--- START ---
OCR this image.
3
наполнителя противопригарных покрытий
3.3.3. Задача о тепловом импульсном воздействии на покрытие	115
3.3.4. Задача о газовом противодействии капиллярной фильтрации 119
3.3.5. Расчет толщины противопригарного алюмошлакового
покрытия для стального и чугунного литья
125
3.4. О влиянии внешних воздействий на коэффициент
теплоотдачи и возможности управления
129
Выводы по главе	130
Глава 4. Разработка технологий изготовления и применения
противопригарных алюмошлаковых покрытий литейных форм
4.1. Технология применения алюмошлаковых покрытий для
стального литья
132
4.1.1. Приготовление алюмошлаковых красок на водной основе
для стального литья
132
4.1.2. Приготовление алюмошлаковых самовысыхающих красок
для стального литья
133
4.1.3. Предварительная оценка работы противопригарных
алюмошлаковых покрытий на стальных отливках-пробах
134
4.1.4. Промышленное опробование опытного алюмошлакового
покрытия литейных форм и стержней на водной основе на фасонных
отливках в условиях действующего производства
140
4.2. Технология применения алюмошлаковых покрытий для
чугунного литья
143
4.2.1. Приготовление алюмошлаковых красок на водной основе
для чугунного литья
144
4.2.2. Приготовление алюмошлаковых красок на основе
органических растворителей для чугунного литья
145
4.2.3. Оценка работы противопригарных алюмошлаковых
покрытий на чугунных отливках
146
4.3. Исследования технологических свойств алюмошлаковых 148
--- END ---
SHORT TASK:
Identify every line where the string "чугунного" appears.

RESPONSE TO THIS EXERCISE:
покрытия для стального и чугунного литья
чугунного литья
для чугунного литья
органических растворителей для чугунного литья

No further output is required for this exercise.